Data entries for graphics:

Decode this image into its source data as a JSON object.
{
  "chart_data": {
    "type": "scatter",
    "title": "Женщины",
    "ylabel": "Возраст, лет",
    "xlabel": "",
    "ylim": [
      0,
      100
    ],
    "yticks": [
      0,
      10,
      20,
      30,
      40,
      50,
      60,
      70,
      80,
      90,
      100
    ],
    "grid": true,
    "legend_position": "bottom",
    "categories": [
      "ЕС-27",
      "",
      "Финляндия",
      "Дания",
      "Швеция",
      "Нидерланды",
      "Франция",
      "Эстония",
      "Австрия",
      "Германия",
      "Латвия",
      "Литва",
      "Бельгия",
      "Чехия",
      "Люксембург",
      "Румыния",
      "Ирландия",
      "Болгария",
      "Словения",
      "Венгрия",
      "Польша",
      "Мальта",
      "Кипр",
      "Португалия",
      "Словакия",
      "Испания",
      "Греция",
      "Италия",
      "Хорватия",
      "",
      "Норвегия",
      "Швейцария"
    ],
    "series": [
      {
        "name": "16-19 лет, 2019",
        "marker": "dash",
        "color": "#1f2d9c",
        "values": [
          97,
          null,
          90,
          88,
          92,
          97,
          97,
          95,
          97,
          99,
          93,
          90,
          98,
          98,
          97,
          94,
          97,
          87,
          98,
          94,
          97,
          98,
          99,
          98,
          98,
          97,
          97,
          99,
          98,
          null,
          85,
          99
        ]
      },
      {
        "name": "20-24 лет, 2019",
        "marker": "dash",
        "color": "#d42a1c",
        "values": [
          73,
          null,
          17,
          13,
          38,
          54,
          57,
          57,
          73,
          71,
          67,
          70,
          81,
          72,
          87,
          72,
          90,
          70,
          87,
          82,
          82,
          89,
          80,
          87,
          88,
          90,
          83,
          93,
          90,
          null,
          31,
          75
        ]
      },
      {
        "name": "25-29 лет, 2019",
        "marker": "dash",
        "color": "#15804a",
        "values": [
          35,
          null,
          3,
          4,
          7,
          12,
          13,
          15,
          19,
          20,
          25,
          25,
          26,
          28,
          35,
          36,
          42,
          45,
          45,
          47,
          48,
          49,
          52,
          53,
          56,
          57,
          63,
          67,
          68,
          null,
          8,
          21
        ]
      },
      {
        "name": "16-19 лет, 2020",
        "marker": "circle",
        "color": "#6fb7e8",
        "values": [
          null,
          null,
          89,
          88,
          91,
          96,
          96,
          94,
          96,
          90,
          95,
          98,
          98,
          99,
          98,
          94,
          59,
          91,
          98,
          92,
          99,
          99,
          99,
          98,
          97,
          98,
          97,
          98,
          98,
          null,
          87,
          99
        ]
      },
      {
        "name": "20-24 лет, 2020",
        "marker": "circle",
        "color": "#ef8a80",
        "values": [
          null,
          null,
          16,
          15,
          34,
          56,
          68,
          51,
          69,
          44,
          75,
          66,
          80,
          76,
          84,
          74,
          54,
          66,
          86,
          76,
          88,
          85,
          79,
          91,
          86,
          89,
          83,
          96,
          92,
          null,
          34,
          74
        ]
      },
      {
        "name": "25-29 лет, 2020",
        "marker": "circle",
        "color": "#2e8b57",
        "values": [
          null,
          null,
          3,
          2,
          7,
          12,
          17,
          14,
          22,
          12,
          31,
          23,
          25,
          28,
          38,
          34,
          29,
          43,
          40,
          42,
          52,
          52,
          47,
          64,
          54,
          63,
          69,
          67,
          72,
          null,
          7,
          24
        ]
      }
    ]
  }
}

### What needs to be done
Take the entries and copy them out exactly.

### Full output
Decode this image into its source data as a JSON object.
{
  "chart_data": {
    "type": "scatter",
    "title": "Женщины",
    "ylabel": "Возраст, лет",
    "xlabel": "",
    "ylim": [
      0,
      100
    ],
    "yticks": [
      0,
      10,
      20,
      30,
      40,
      50,
      60,
      70,
      80,
      90,
      100
    ],
    "grid": true,
    "legend_position": "bottom",
    "categories": [
      "ЕС-27",
      "",
      "Финляндия",
      "Дания",
      "Швеция",
      "Нидерланды",
      "Франция",
      "Эстония",
      "Австрия",
      "Германия",
      "Латвия",
      "Литва",
      "Бельгия",
      "Чехия",
      "Люксембург",
      "Румыния",
      "Ирландия",
      "Болгария",
      "Словения",
      "Венгрия",
      "Польша",
      "Мальта",
      "Кипр",
      "Португалия",
      "Словакия",
      "Испания",
      "Греция",
      "Италия",
      "Хорватия",
      "",
      "Норвегия",
      "Швейцария"
    ],
    "series": [
      {
        "name": "16-19 лет, 2019",
        "marker": "dash",
        "color": "#1f2d9c",
        "values": [
          97,
          null,
          90,
          88,
          92,
          97,
          97,
          95,
          97,
          99,
          93,
          90,
          98,
          98,
          97,
          94,
          97,
          87,
          98,
          94,
          97,
          98,
          99,
          98,
          98,
          97,
          97,
          99,
          98,
          null,
          85,
          99
        ]
      },
      {
        "name": "20-24 лет, 2019",
        "marker": "dash",
        "color": "#d42a1c",
        "values": [
          73,
          null,
          17,
          13,
          38,
          54,
          57,
          57,
          73,
          71,
          67,
          70,
          81,
          72,
          87,
          72,
          90,
          70,
          87,
          82,
          82,
          89,
          80,
          87,
          88,
          90,
          83,
          93,
          90,
          null,
          31,
          75
        ]
      },
      {
        "name": "25-29 лет, 2019",
        "marker": "dash",
        "color": "#15804a",
        "values": [
          35,
          null,
          3,
          4,
          7,
          12,
          13,
          15,
          19,
          20,
          25,
          25,
          26,
          28,
          35,
          36,
          42,
          45,
          45,
          47,
          48,
          49,
          52,
          53,
          56,
          57,
          63,
          67,
          68,
          null,
          8,
          21
        ]
      },
      {
        "name": "16-19 лет, 2020",
        "marker": "circle",
        "color": "#6fb7e8",
        "values": [
          null,
          null,
          89,
          88,
          91,
          96,
          96,
          94,
          96,
          90,
          95,
          98,
          98,
          99,
          98,
          94,
          59,
          91,
          98,
          92,
          99,
          99,
          99,
          98,
          97,
          98,
          97,
          98,
          98,
          null,
          87,
          99
        ]
      },
      {
        "name": "20-24 лет, 2020",
        "marker": "circle",
        "color": "#ef8a80",
        "values": [
          null,
          null,
          16,
          15,
          34,
          56,
          68,
          51,
          69,
          44,
          75,
          66,
          80,
          76,
          84,
          74,
          54,
          66,
          86,
          76,
          88,
          85,
          79,
          91,
          86,
          89,
          83,
          96,
          92,
          null,
          34,
          74
        ]
      },
      {
        "name": "25-29 лет, 2020",
        "marker": "circle",
        "color": "#2e8b57",
        "values": [
          null,
          null,
          3,
          2,
          7,
          12,
          17,
          14,
          22,
          12,
          31,
          23,
          25,
          28,
          38,
          34,
          29,
          43,
          40,
          42,
          52,
          52,
          47,
          64,
          54,
          63,
          69,
          67,
          72,
          null,
          7,
          24
        ]
      }
    ]
  }
}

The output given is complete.